* Given request: Pictures don't belong in the copy; print all the records exactly.

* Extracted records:
=====

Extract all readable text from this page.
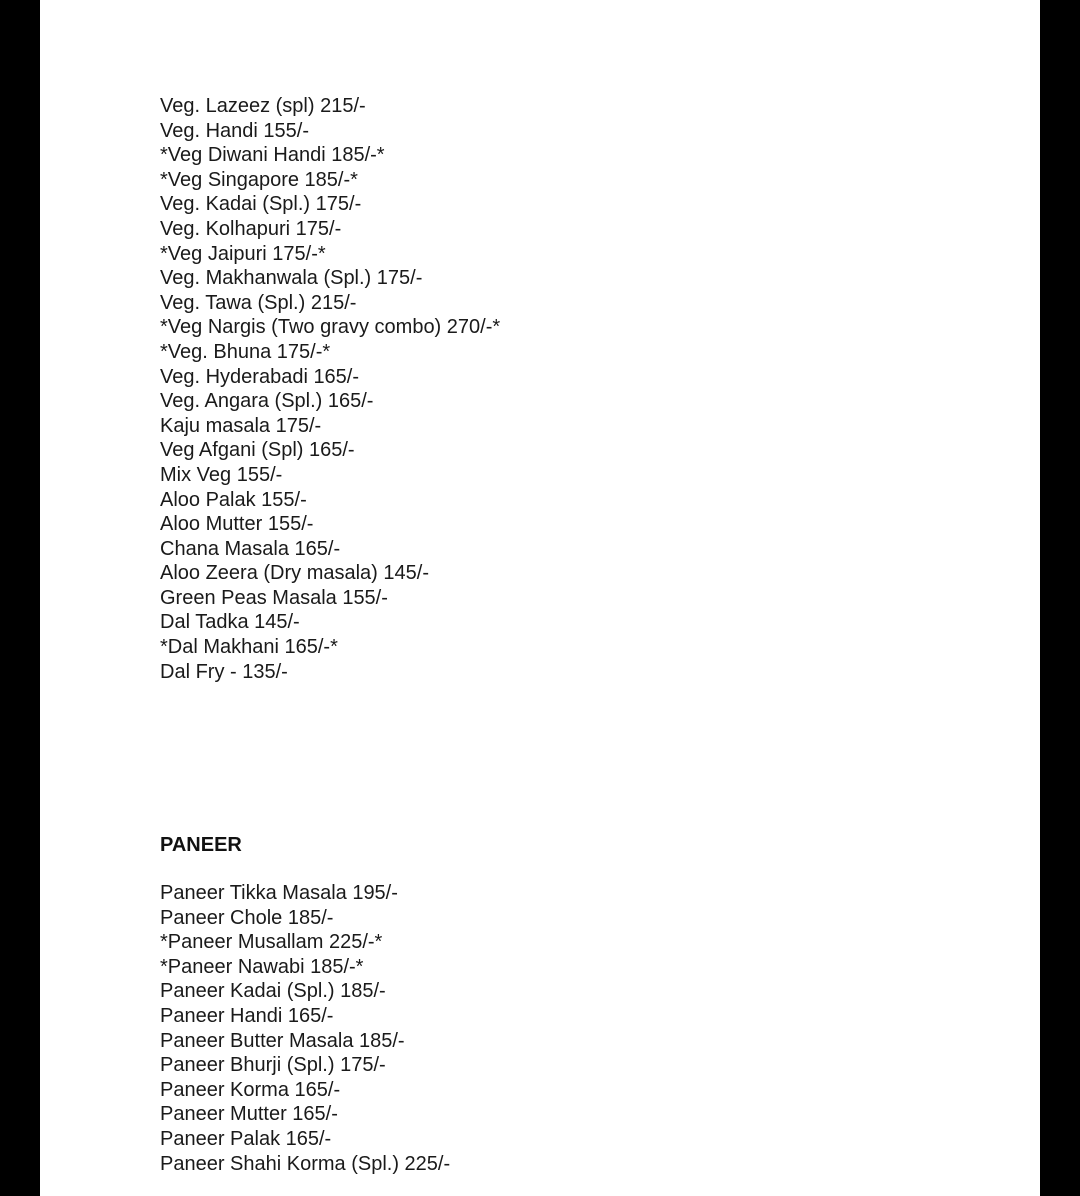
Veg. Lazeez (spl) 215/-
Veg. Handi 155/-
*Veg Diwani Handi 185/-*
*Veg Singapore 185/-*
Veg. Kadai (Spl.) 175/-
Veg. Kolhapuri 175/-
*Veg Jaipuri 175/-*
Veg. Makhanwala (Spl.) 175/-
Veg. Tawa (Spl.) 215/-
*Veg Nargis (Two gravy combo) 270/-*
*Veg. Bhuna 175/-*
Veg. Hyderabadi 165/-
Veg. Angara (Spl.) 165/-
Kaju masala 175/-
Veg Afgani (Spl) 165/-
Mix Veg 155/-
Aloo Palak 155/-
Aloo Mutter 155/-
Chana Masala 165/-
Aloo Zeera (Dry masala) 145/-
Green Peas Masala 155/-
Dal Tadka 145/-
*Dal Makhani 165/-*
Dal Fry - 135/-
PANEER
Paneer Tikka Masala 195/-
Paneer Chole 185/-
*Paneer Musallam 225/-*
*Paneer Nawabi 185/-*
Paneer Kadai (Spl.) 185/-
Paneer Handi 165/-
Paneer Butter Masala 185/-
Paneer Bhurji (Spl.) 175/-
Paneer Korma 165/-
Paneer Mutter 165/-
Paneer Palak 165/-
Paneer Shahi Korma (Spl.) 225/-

=====

* Answer:
Extract all readable text from this page.
Veg. Lazeez (spl) 215/-
Veg. Handi 155/-
*Veg Diwani Handi 185/-*
*Veg Singapore 185/-*
Veg. Kadai (Spl.) 175/-
Veg. Kolhapuri 175/-
*Veg Jaipuri 175/-*
Veg. Makhanwala (Spl.) 175/-
Veg. Tawa (Spl.) 215/-
*Veg Nargis (Two gravy combo) 270/-*
*Veg. Bhuna 175/-*
Veg. Hyderabadi 165/-
Veg. Angara (Spl.) 165/-
Kaju masala 175/-
Veg Afgani (Spl) 165/-
Mix Veg 155/-
Aloo Palak 155/-
Aloo Mutter 155/-
Chana Masala 165/-
Aloo Zeera (Dry masala) 145/-
Green Peas Masala 155/-
Dal Tadka 145/-
*Dal Makhani 165/-*
Dal Fry - 135/-
PANEER
Paneer Tikka Masala 195/-
Paneer Chole 185/-
*Paneer Musallam 225/-*
*Paneer Nawabi 185/-*
Paneer Kadai (Spl.) 185/-
Paneer Handi 165/-
Paneer Butter Masala 185/-
Paneer Bhurji (Spl.) 175/-
Paneer Korma 165/-
Paneer Mutter 165/-
Paneer Palak 165/-
Paneer Shahi Korma (Spl.) 225/-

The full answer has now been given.